GIVEN PROBLEM >>
Only the pictures are left out: repeat the rest of the entries exactly.

[Start of DATA]

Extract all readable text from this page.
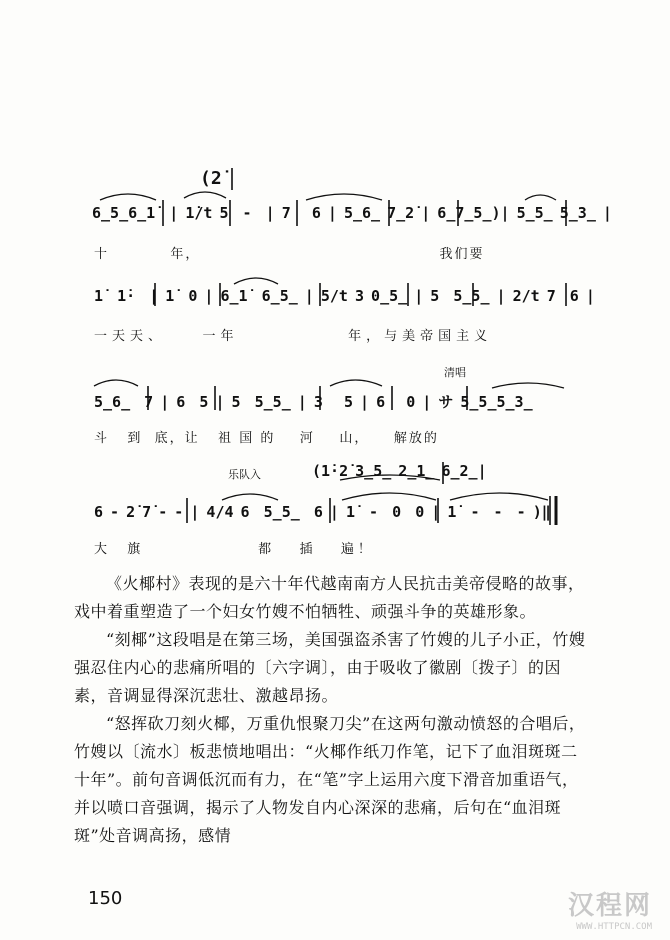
(2̇
6̲5̲6̲1̇  | 1̇/t 5  -  | 7   6 | 5̲6̲ 7̲2̇ | 6̲7̲5̲)| 5̲5̲ 5̲3̲ |
十          年，                                       我们要
1̇  1̇·  | 1̇  0 | 6̲1̇  6̲5̲ | 5/t 3 0̲5̲ | 5  5̲5̲ | 2/t 7  6 |
一天天、    一年            年，与美帝国主义
清唱
5̲6̲  7 | 6  5 | 5  5̲5̲ | 3   5 | 6   0 | サ 5̲5̲5̲3̲
斗   到  底，让   祖 国 的    河    山，    解放的
乐队入	(1̇·2̇ 3̲5̲ 2̲1̲ 6̲2̲|
6 - 2̇ 7̇ - - | 4/4 6  5̲5̲  6 | 1̇  -  0  0 | 1̇  -  -  - )‖
大  旗              都   插   遍！

《火椰村》表现的是六十年代越南南方人民抗击美帝侵略的故事，戏中着重塑造了一个妇女竹嫂不怕牺牲、顽强斗争的英雄形象。

“刻椰”这段唱是在第三场，美国强盗杀害了竹嫂的儿子小正，竹嫂强忍住内心的悲痛所唱的〔六字调〕，由于吸收了徽剧〔拨子〕的因素，音调显得深沉悲壮、激越昂扬。

“怒挥砍刀刻火椰，万重仇恨聚刀尖”在这两句激动愤怒的合唱后，竹嫂以〔流水〕板悲愤地唱出：“火椰作纸刀作笔，记下了血泪斑斑二十年”。前句音调低沉而有力，在“笔”字上运用六度下滑音加重语气，并以喷口音强调，揭示了人物发自内心深深的悲痛，后句在“血泪斑斑”处音调高扬，感情

150	汉程网
WWW.HTTPCN.COM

[End of DATA]

FINAL RESULT >>
Extract all readable text from this page.
(2̇
6̲5̲6̲1̇  | 1̇/t 5  -  | 7   6 | 5̲6̲ 7̲2̇ | 6̲7̲5̲)| 5̲5̲ 5̲3̲ |
十          年，                                       我们要
1̇  1̇·  | 1̇  0 | 6̲1̇  6̲5̲ | 5/t 3 0̲5̲ | 5  5̲5̲ | 2/t 7  6 |
一天天、    一年            年，与美帝国主义
清唱
5̲6̲  7 | 6  5 | 5  5̲5̲ | 3   5 | 6   0 | サ 5̲5̲5̲3̲
斗   到  底，让   祖 国 的    河    山，    解放的
乐队入	(1̇·2̇ 3̲5̲ 2̲1̲ 6̲2̲|
6 - 2̇ 7̇ - - | 4/4 6  5̲5̲  6 | 1̇  -  0  0 | 1̇  -  -  - )‖
大  旗              都   插   遍！

《火椰村》表现的是六十年代越南南方人民抗击美帝侵略的故事，戏中着重塑造了一个妇女竹嫂不怕牺牲、顽强斗争的英雄形象。

“刻椰”这段唱是在第三场，美国强盗杀害了竹嫂的儿子小正，竹嫂强忍住内心的悲痛所唱的〔六字调〕，由于吸收了徽剧〔拨子〕的因素，音调显得深沉悲壮、激越昂扬。

“怒挥砍刀刻火椰，万重仇恨聚刀尖”在这两句激动愤怒的合唱后，竹嫂以〔流水〕板悲愤地唱出：“火椰作纸刀作笔，记下了血泪斑斑二十年”。前句音调低沉而有力，在“笔”字上运用六度下滑音加重语气，并以喷口音强调，揭示了人物发自内心深深的悲痛，后句在“血泪斑斑”处音调高扬，感情

150	汉程网
WWW.HTTPCN.COM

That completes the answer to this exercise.